- What you are asked to do -
Restate the full listing word for word and leave the pictures out.

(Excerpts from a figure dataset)

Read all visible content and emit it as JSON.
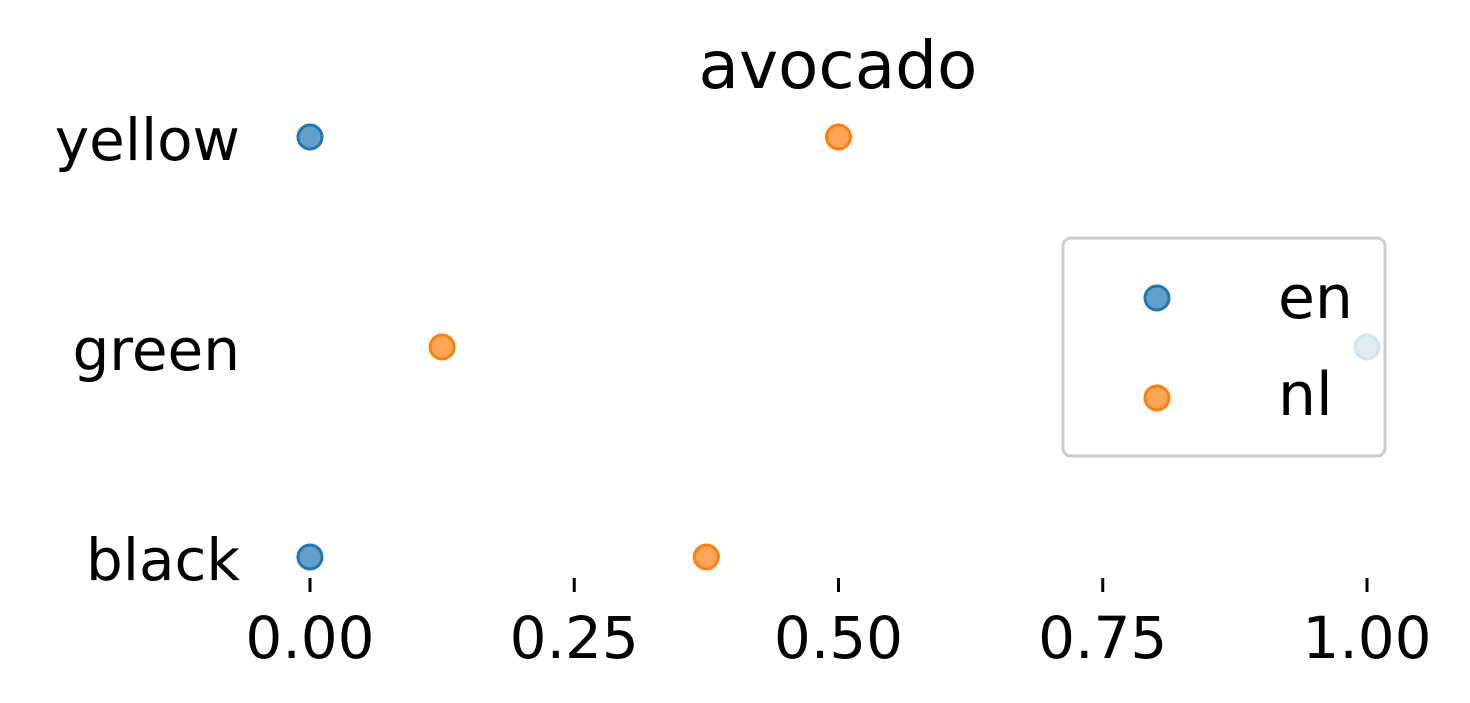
{
  "chart_data": {
    "type": "scatter",
    "title": "avocado",
    "xlabel": "",
    "ylabel": "",
    "categories": [
      "black",
      "green",
      "yellow"
    ],
    "xlim": [
      0,
      1
    ],
    "x_ticks": [
      "0.00",
      "0.25",
      "0.50",
      "0.75",
      "1.00"
    ],
    "x_tick_values": [
      0,
      0.25,
      0.5,
      0.75,
      1.0
    ],
    "grid": false,
    "legend_position": "right",
    "series": [
      {
        "name": "en",
        "color": "#1f77b4",
        "points": [
          {
            "category": "yellow",
            "x": 0.0
          },
          {
            "category": "green",
            "x": 1.0
          },
          {
            "category": "black",
            "x": 0.0
          }
        ]
      },
      {
        "name": "nl",
        "color": "#ff7f0e",
        "points": [
          {
            "category": "yellow",
            "x": 0.5
          },
          {
            "category": "green",
            "x": 0.125
          },
          {
            "category": "black",
            "x": 0.375
          }
        ]
      }
    ]
  }
}
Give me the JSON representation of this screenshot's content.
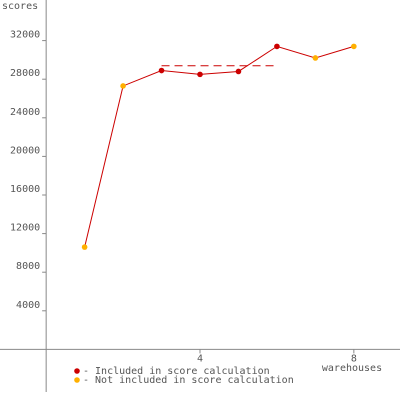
{
  "chart_data": {
    "type": "line",
    "y_label": "scores",
    "x_label": "warehouses",
    "x": [
      1,
      2,
      3,
      4,
      5,
      6,
      7,
      8
    ],
    "series": [
      {
        "color": "#cc0000",
        "values": [
          10600,
          27300,
          28900,
          28500,
          28800,
          31400,
          30200,
          31400
        ],
        "point_colors": [
          "#ffb000",
          "#ffb000",
          "#cc0000",
          "#cc0000",
          "#cc0000",
          "#cc0000",
          "#ffb000",
          "#ffb000"
        ]
      }
    ],
    "score_line": {
      "value": 29400,
      "x": [
        3,
        6
      ],
      "color": "#cc0000"
    },
    "xlim": [
      -1.2,
      9.2
    ],
    "ylim": [
      -4000,
      36000
    ],
    "xticks": [
      4,
      8
    ],
    "yticks": [
      4000,
      8000,
      12000,
      16000,
      20000,
      24000,
      28000,
      32000
    ],
    "legend": [
      {
        "label": "- Included in score calculation",
        "color": "#cc0000"
      },
      {
        "label": "- Not included in score calculation",
        "color": "#ffb000"
      }
    ]
  }
}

- Correct result -
Read all visible content and emit it as JSON.
{
  "chart_data": {
    "type": "scatter",
    "title": "avocado",
    "xlabel": "",
    "ylabel": "",
    "categories": [
      "black",
      "green",
      "yellow"
    ],
    "xlim": [
      0,
      1
    ],
    "x_ticks": [
      "0.00",
      "0.25",
      "0.50",
      "0.75",
      "1.00"
    ],
    "x_tick_values": [
      0,
      0.25,
      0.5,
      0.75,
      1.0
    ],
    "grid": false,
    "legend_position": "right",
    "series": [
      {
        "name": "en",
        "color": "#1f77b4",
        "points": [
          {
            "category": "yellow",
            "x": 0.0
          },
          {
            "category": "green",
            "x": 1.0
          },
          {
            "category": "black",
            "x": 0.0
          }
        ]
      },
      {
        "name": "nl",
        "color": "#ff7f0e",
        "points": [
          {
            "category": "yellow",
            "x": 0.5
          },
          {
            "category": "green",
            "x": 0.125
          },
          {
            "category": "black",
            "x": 0.375
          }
        ]
      }
    ]
  }
}
Give me the JSON representation of this screenshot's content.
{
  "chart_data": {
    "type": "line",
    "y_label": "scores",
    "x_label": "warehouses",
    "x": [
      1,
      2,
      3,
      4,
      5,
      6,
      7,
      8
    ],
    "series": [
      {
        "color": "#cc0000",
        "values": [
          10600,
          27300,
          28900,
          28500,
          28800,
          31400,
          30200,
          31400
        ],
        "point_colors": [
          "#ffb000",
          "#ffb000",
          "#cc0000",
          "#cc0000",
          "#cc0000",
          "#cc0000",
          "#ffb000",
          "#ffb000"
        ]
      }
    ],
    "score_line": {
      "value": 29400,
      "x": [
        3,
        6
      ],
      "color": "#cc0000"
    },
    "xlim": [
      -1.2,
      9.2
    ],
    "ylim": [
      -4000,
      36000
    ],
    "xticks": [
      4,
      8
    ],
    "yticks": [
      4000,
      8000,
      12000,
      16000,
      20000,
      24000,
      28000,
      32000
    ],
    "legend": [
      {
        "label": "- Included in score calculation",
        "color": "#cc0000"
      },
      {
        "label": "- Not included in score calculation",
        "color": "#ffb000"
      }
    ]
  }
}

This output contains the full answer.